▸ **WHAT YOU NEED TO DO**
Filter the entries, keeping every line with the word "Female".

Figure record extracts
□ □ □ □ □

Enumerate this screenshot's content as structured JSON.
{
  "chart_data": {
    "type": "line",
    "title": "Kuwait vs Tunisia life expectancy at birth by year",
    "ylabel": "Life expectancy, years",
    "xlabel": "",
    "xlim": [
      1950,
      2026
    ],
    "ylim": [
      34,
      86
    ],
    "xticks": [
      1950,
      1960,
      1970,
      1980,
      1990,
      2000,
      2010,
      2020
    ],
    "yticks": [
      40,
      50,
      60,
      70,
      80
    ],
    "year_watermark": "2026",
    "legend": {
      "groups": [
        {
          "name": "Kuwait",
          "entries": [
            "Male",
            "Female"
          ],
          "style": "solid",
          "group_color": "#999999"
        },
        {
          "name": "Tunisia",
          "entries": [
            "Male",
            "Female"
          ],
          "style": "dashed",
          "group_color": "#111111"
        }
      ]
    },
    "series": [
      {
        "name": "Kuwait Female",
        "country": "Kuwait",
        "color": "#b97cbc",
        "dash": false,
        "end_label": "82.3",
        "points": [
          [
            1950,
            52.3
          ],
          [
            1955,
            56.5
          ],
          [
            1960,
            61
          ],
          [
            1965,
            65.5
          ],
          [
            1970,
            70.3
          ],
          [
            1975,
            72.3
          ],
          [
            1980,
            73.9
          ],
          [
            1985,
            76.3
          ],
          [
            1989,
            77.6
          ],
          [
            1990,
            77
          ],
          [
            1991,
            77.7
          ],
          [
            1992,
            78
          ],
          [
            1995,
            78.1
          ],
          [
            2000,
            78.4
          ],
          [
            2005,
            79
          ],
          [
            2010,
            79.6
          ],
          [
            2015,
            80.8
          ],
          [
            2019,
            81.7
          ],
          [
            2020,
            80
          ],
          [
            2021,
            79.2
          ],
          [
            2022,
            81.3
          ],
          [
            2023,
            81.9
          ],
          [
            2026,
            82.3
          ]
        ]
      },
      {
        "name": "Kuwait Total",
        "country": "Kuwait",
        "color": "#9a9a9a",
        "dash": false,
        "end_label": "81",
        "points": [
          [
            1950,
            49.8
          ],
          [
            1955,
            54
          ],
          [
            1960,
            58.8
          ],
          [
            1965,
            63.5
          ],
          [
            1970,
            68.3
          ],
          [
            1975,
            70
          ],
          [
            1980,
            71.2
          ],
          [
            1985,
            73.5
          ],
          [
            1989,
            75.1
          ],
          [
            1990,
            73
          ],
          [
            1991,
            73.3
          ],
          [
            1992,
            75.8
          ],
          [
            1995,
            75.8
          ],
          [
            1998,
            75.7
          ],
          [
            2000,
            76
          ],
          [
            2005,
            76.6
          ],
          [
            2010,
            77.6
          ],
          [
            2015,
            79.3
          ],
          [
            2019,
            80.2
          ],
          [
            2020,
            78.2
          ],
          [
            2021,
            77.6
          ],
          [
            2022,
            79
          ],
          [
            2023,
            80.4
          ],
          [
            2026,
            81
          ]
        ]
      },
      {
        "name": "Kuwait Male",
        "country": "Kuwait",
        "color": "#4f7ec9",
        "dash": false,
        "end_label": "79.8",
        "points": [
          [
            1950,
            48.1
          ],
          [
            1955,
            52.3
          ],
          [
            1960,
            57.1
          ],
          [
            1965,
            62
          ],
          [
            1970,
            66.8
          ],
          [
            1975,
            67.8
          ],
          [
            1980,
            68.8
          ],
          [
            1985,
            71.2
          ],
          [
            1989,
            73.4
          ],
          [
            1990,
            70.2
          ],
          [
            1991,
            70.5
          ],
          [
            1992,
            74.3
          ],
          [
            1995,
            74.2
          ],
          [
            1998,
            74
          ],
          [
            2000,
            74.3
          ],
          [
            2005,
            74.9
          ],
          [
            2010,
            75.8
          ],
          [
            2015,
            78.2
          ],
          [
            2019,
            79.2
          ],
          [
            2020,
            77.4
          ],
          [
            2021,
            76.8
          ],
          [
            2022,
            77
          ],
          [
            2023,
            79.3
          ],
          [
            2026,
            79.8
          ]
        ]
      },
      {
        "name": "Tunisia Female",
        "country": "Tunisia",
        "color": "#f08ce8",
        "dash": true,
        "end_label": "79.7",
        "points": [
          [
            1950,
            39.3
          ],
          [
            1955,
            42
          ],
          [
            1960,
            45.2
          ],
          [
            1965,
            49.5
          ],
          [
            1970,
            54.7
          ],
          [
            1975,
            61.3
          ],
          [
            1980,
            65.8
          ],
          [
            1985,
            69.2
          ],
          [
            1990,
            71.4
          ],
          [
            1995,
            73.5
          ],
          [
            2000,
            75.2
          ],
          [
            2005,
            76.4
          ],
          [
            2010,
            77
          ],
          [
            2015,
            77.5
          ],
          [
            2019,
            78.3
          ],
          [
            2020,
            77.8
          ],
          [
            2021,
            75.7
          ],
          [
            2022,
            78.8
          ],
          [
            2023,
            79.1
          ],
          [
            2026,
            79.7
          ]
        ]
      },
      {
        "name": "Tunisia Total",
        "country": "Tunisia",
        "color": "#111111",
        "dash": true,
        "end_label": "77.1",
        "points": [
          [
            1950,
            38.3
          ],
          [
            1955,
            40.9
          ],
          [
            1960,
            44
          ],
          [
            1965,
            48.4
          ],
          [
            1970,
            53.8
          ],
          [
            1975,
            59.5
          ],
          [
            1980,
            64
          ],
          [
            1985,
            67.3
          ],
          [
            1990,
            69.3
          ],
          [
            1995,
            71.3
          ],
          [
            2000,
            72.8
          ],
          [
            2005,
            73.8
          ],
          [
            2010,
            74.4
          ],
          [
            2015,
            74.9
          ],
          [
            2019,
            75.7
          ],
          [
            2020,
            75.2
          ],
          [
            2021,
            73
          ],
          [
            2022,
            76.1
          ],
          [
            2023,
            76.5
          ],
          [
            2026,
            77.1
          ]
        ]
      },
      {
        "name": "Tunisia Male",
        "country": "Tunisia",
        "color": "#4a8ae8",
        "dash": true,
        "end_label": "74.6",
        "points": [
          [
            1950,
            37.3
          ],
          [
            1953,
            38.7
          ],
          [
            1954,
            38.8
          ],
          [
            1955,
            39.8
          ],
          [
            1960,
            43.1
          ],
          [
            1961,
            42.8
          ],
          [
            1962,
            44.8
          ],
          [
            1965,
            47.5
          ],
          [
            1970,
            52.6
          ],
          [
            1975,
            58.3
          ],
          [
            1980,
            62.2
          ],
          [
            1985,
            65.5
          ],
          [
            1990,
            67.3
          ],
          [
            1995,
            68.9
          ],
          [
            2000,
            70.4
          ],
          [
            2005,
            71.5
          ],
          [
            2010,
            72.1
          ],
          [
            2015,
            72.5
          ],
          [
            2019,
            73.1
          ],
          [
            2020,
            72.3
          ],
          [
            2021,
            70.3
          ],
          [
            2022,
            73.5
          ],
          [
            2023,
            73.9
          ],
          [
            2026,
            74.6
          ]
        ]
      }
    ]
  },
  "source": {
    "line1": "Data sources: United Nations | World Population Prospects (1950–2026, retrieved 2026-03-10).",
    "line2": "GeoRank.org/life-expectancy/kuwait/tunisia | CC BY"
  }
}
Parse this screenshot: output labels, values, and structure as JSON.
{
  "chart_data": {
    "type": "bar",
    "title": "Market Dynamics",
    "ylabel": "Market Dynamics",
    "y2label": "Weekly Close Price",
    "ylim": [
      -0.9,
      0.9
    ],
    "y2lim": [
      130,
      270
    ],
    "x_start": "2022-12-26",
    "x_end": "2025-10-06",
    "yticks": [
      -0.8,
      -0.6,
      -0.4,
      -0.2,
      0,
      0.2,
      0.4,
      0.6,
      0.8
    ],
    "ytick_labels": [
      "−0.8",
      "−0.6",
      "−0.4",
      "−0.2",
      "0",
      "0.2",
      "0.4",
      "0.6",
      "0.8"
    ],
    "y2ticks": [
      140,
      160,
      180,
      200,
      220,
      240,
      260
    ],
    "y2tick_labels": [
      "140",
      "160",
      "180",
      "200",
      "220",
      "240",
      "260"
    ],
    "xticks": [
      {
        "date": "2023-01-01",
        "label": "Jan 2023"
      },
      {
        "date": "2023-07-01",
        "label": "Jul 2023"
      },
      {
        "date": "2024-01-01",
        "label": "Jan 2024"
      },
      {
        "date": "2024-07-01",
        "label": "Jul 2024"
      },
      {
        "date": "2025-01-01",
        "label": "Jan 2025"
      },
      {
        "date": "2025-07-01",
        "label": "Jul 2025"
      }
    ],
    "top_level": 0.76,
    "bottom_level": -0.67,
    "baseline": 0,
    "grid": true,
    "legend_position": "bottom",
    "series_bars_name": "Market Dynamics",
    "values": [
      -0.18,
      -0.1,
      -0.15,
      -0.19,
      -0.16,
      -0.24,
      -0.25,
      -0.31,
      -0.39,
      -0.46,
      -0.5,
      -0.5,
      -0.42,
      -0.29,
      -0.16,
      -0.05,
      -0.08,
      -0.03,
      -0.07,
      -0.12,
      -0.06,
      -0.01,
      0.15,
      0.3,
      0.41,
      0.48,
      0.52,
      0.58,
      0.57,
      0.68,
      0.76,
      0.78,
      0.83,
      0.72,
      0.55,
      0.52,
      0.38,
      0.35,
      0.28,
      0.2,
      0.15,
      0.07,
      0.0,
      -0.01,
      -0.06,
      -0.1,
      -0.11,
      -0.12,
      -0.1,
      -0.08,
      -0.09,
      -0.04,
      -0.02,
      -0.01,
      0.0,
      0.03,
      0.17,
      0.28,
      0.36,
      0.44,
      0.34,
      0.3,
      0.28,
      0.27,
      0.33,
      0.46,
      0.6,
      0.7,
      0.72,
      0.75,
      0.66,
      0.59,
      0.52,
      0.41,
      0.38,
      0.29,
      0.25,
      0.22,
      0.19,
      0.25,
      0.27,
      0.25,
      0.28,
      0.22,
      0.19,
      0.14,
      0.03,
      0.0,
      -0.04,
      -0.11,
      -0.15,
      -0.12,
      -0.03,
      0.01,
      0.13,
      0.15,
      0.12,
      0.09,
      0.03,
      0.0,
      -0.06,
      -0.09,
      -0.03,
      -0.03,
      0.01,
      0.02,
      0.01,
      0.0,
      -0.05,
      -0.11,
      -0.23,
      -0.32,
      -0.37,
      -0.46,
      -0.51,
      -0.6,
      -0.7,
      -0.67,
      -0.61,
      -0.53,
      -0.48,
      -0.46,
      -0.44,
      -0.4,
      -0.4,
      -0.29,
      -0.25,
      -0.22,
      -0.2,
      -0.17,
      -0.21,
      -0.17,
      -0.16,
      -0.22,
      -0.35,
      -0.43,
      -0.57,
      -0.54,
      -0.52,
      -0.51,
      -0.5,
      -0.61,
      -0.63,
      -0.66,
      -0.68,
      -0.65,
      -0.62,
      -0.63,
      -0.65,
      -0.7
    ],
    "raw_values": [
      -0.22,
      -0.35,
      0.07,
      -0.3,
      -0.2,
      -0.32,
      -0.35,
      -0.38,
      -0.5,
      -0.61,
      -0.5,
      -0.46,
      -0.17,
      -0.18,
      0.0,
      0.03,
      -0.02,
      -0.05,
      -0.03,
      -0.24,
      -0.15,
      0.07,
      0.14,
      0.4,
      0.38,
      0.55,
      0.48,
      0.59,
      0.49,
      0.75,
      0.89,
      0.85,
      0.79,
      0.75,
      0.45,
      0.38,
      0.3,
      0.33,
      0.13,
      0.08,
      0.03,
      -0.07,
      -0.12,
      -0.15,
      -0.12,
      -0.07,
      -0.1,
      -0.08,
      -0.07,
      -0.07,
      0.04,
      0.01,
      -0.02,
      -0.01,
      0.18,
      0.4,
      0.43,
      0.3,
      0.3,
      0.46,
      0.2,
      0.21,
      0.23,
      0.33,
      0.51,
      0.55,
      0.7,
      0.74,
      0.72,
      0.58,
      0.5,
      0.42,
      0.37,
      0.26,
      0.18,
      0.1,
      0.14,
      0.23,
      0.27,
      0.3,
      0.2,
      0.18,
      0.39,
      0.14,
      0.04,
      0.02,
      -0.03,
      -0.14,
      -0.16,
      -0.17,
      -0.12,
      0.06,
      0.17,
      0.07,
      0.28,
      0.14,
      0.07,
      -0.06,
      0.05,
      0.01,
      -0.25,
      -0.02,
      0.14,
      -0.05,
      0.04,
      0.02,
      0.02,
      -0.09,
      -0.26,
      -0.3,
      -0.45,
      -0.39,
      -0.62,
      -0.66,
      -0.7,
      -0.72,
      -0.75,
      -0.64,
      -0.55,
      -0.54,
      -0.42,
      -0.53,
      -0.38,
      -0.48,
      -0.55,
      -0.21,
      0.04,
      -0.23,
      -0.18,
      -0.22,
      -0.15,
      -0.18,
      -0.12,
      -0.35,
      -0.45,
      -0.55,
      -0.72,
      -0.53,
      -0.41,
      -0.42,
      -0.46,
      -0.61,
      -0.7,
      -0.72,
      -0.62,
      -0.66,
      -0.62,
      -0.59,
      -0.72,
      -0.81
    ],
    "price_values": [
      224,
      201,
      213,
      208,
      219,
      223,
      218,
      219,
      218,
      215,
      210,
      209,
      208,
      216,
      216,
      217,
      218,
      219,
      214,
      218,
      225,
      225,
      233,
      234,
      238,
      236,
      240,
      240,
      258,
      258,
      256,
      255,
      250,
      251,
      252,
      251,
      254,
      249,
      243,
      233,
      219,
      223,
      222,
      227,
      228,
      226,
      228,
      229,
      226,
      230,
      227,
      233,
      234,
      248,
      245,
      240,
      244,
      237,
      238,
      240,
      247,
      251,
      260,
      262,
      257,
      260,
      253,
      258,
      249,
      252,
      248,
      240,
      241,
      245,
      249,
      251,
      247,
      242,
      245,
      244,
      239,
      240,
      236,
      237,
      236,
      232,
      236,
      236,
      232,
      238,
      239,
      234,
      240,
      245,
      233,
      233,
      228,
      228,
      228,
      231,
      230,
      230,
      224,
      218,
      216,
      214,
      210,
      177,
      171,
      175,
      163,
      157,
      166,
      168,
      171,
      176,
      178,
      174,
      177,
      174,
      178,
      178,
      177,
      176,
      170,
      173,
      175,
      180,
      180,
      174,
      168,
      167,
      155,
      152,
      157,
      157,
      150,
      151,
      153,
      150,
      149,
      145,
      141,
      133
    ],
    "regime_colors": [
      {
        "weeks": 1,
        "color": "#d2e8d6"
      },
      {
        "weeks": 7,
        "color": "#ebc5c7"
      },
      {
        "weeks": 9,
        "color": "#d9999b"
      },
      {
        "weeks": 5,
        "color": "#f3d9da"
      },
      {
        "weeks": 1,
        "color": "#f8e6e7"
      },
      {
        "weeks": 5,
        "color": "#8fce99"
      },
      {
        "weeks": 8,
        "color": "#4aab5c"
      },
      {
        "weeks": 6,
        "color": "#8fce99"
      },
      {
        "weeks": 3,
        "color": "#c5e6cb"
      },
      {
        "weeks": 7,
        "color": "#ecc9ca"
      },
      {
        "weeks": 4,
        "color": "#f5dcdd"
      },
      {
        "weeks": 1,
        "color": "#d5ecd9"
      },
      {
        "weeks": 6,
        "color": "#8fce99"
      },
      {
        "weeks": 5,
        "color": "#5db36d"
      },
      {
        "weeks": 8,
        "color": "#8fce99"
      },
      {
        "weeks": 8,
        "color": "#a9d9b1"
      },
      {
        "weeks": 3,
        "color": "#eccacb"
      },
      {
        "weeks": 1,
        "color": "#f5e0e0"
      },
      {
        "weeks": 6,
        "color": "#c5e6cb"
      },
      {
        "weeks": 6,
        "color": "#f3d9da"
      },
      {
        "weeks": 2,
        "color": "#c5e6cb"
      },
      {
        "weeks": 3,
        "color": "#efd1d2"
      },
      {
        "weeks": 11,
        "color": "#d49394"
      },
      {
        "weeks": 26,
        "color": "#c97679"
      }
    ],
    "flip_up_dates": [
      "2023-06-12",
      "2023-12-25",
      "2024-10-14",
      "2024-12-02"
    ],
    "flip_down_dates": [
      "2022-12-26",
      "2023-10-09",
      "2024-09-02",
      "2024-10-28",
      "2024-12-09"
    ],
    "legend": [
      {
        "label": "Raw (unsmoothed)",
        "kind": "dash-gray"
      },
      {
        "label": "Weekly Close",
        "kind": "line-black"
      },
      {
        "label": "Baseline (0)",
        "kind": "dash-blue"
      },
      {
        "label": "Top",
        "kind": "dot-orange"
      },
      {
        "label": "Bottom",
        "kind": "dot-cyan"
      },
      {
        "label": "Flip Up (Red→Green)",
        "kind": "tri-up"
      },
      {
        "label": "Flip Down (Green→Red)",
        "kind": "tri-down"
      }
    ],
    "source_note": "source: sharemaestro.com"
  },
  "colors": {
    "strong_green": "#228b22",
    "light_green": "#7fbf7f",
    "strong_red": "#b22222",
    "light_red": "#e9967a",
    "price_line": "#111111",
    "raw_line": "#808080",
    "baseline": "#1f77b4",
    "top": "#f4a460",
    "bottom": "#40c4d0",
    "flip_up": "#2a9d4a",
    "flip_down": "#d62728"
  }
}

□ □ □ □ □

▸ **CORRECT RESULT**
            "Female"
            "Female"
        "name": "Kuwait Female",
        "name": "Tunisia Female",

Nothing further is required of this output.